Using three components of the measured electric and magnetic field fluctuations we can examine the polarization properties of the observed electromagnetic waves. Figure 6 shows an example of received waveforms as a function of time relative to the arrival time of the ground wave signal. The time interval corresponds to a tweek atmospheric marked by a white dashed rectangle on the power spectrogram in Fig. 1d.

Figure 6

Typical waveforms of a daytime tweek atmospheric. The measurements have been collected on 9 January 2015 after 11:31:41.6 UTC. The southward and eastward magnetic field components, and the vertical electric component are represented by the red, blue, and black lines, respectively. Narrowband spectral lines caused by manmade interferences from VLF transmitters have been removed and the data were smoothed by a moving average filter to reduce the background noise. (a) Broadband linearly polarized atmospheric. (b) Immediately following quasi-sinusoidal circularly polarized signal of a tweek. Both figures are plotted versus the relative time τ (defined in Methods, below equation 2).

Figure 6a shows an initial intense negative peak of the measured vertical electric field, corresponding to a ground wave of a negative lightning discharge. At the same time, the horizontal eastward magnetic component shows an initial positive peak, and the southward magnetic component shows a smaller positive peak. The Poynting vector therefore must point to the south-southwest direction, in agreement with the estimated source position highlighted for this particular case in Fig. 3. For the ground wave and also for the following intense sky waves (ionospheric reflections) shown in Fig. 6a, the peaks of electric and both magnetic field components coincide. This confirms the expected linear polarization of the initial intense atmospheric.

At a relative time of 0.8–1 ms this picture starts to change in Fig. 6a: a much weaker quasi-sinusoidal tail of a tweek signature is formed close to the critical frequency of the first-order mode. This signature continues to be clearly visible in the two magnetic components in Fig. 6b. However, their waveforms are by 90° out of phase, with the southward component preceding the eastward one. This corresponds to a circular polarization with the same sense of rotation of the magnetic field vector as for the cyclotron motion of positive particles in the Earth’s magnetic field. This is conventionally labelled as the left-handed (L) polarization.

Very similar polarization pattern of linearly polarized initial ground wave and subsequent sky waves, followed by long quasi-sinusoidal tweek tails of left-hand circularly polarized waves are found for all the analyzed cases of daytime tweek atmospherics.

::::::::::

◆ Directives ◆
(a) Extract the passage on tweek atmospherics from "Very similar polarization" up to and including "daytime tweek atmospherics.".
(b) Extend the passage on tweek atmospherics by writing what comes next after its last sentence.
The data that follows is not needed for anything here.

::::::::::

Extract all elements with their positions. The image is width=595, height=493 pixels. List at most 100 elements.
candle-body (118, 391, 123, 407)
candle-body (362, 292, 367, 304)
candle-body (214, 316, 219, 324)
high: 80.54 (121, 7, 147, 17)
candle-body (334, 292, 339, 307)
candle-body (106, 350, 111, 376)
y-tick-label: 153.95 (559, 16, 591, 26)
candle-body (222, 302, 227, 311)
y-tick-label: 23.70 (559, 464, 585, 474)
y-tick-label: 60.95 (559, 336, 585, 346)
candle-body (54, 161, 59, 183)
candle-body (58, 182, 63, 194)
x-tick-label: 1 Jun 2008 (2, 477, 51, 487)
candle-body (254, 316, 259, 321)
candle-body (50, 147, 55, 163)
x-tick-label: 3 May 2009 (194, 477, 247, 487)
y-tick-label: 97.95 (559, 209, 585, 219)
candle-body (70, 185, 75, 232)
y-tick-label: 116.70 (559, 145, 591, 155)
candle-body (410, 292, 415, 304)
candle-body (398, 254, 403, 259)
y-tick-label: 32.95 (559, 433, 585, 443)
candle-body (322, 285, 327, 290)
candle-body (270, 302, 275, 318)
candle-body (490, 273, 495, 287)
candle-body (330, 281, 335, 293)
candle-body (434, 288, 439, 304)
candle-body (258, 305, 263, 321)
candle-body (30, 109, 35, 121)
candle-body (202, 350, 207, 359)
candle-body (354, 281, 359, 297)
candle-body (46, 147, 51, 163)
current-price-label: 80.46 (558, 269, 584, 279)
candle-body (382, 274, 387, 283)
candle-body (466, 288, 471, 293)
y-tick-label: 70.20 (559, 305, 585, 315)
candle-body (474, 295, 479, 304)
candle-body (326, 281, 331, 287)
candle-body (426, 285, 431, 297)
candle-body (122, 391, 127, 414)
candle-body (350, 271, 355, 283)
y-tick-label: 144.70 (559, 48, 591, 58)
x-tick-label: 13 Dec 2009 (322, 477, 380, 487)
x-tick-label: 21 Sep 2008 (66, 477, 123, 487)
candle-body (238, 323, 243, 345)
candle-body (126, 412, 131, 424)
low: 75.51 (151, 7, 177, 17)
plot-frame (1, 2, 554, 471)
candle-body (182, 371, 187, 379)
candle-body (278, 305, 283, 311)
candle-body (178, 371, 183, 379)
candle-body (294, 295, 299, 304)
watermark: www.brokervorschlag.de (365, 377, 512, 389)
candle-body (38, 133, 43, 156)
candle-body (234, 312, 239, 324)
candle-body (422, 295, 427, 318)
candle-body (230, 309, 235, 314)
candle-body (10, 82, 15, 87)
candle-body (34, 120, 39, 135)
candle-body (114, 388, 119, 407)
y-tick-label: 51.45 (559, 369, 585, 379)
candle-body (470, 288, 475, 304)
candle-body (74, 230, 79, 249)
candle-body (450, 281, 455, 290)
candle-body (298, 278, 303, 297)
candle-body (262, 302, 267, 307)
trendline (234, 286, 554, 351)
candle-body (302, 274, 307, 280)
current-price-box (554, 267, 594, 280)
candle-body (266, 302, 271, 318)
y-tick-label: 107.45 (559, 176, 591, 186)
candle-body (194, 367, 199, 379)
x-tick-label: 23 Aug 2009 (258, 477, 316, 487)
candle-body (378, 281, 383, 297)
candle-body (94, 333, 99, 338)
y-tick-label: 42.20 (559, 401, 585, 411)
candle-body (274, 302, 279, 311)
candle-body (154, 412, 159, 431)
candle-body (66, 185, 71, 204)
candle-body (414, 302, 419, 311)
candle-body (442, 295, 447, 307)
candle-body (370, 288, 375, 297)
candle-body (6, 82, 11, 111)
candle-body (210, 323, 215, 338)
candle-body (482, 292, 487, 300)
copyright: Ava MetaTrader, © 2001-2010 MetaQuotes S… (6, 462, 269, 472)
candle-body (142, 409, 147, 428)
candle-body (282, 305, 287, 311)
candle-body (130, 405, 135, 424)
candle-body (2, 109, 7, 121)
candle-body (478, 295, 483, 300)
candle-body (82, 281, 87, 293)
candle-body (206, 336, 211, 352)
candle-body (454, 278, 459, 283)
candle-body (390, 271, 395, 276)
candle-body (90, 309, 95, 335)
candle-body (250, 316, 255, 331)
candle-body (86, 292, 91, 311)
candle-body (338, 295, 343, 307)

::::::::::

◆ Task-by-task results ◆
(a)
Very similar polarization pattern of linearly polarized initial ground wave and subsequent sky waves, followed by long quasi-sinusoidal tweek tails of left-hand circularly polarized waves are found for all the analyzed cases of daytime tweek atmospherics.

(b)
Discussion

We have found that a thunderstorm occurring at higher latitudes of northern and north-western Europe during winter months was a source of tweeks, which were unexpectedly observed during the day. To our knowledge this is the first report showing propagation and polarization properties of daytime tweek atmospherics. It will be of great interest to follow this subject in the future as this unusual phenomenon is directly linked to a particular state of the ionosphere.

The obtained propagation distances of these daytime tweeks are 2–3 times shorter than tweek propagation paths which are typically observed during the night¹² but their reflection heights are on average by ~5–10 km higher than heights typically obtained for standard daytime ionospheric conditions. Nevertheless they are still by ~10 km lower than typical reflection heights for the nighttime ionosphere¹² and they are also by ~10–20 km lower than heights reported for Japanese winterstorms¹⁵.

Unexpected occurrence of daytime tweek atmospherics is consistent with a hypothesis that L-polarized waves are substantially less attenuated in comparison with the right-hand (R) polarized ones^17,18. A question arises why the daytime ionosphere during north European winter was favorable for the observed L polarization to happen. It was shown that this polarization tends to occur when the anisotropy of the ionosphere becomes significant¹⁸. Then the L-polarized wave is reflected from the bottom of the ionosphere and the R-polarized wave escapes from the waveguide to the outer space as a whistler.

The ionospheric anisotropy is not significant for normal daytime conditions. To make it more significant, we need to increase the reflection heights and that is exactly what we observe in the analyzed cases. This increase of reflection heights leads to an unusually low daytime collision frequency and a sharper electron density profile⁵ resulting in an increased anisotropy. Winter conditions are favorable for this phenomenon to happen as the reflection heights tend to be larger for larger solar zenith angles⁷.

A remaining question is why the daytime tweek atmospherics haven’t been observed more often in winter thunderstorms. Here we need to discuss the variability of an important source of ionization of the ionospheric D region: X ray radiation linked to solar flares⁸. Figure 7 shows the soft X-ray flux measured by the Solar X-ray Imager onboard the GOES‐15 spacecraft on 14 January 2015, together with the times of observations of daytime tweeks. We abruptly stop to detect the tweeks with the arrival of a solar flare before 13:00 UTC which brought the largest observed soft X-ray flux during the analyzed interval of 7–15 January 2015. It therefore occurs that a major role, besides the winter conditions, probably plays the absence of intense solar X ray emissions which would otherwise increase the ionization of the dayside ionosphere.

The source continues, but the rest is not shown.